Convert every line of these records into a JSON list of strings, with one string per line and any blank lines omitted.

Entries from a dataset
**********

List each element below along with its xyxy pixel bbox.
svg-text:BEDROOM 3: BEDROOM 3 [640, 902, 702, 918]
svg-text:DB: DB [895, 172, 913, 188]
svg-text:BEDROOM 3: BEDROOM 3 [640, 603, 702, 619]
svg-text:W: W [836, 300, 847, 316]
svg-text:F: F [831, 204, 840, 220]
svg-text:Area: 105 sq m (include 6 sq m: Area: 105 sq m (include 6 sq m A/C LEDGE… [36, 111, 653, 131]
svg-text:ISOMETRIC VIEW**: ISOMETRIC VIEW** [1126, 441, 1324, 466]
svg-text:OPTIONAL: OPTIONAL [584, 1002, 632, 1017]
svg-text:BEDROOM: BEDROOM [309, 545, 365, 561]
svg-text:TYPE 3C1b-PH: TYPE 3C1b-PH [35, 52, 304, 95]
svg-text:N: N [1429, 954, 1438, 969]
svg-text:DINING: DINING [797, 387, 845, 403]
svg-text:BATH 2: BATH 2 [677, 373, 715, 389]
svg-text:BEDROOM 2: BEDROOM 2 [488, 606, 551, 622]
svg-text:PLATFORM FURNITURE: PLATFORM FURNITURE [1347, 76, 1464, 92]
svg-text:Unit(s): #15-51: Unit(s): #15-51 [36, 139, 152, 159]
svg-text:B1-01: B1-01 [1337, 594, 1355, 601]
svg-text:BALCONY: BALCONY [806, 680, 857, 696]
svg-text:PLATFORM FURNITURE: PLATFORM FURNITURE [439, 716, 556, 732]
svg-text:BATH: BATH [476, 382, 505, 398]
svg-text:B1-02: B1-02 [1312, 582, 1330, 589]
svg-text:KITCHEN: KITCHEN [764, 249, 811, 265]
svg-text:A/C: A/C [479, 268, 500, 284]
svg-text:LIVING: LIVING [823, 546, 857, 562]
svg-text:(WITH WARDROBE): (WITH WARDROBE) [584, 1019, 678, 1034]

**********

(OUTPUT FOR THIS TASK):
[
  "List each element below along with its xyxy pixel bbox.",
  "svg-text:BEDROOM 3: BEDROOM 3 [640, 902, 702, 918]",
  "svg-text:DB: DB [895, 172, 913, 188]",
  "svg-text:BEDROOM 3: BEDROOM 3 [640, 603, 702, 619]",
  "svg-text:W: W [836, 300, 847, 316]",
  "svg-text:F: F [831, 204, 840, 220]",
  "svg-text:Area: 105 sq m (include 6 sq m: Area: 105 sq m (include 6 sq m A/C LEDGE… [36, 111, 653, 131]",
  "svg-text:ISOMETRIC VIEW**: ISOMETRIC VIEW** [1126, 441, 1324, 466]",
  "svg-text:OPTIONAL: OPTIONAL [584, 1002, 632, 1017]",
  "svg-text:BEDROOM: BEDROOM [309, 545, 365, 561]",
  "svg-text:TYPE 3C1b-PH: TYPE 3C1b-PH [35, 52, 304, 95]",
  "svg-text:N: N [1429, 954, 1438, 969]",
  "svg-text:DINING: DINING [797, 387, 845, 403]",
  "svg-text:BATH 2: BATH 2 [677, 373, 715, 389]",
  "svg-text:BEDROOM 2: BEDROOM 2 [488, 606, 551, 622]",
  "svg-text:PLATFORM FURNITURE: PLATFORM FURNITURE [1347, 76, 1464, 92]",
  "svg-text:Unit(s): #15-51: Unit(s): #15-51 [36, 139, 152, 159]",
  "svg-text:B1-01: B1-01 [1337, 594, 1355, 601]",
  "svg-text:BALCONY: BALCONY [806, 680, 857, 696]",
  "svg-text:PLATFORM FURNITURE: PLATFORM FURNITURE [439, 716, 556, 732]",
  "svg-text:BATH: BATH [476, 382, 505, 398]",
  "svg-text:B1-02: B1-02 [1312, 582, 1330, 589]",
  "svg-text:KITCHEN: KITCHEN [764, 249, 811, 265]",
  "svg-text:A/C: A/C [479, 268, 500, 284]",
  "svg-text:LIVING: LIVING [823, 546, 857, 562]",
  "svg-text:(WITH WARDROBE): (WITH WARDROBE) [584, 1019, 678, 1034]"
]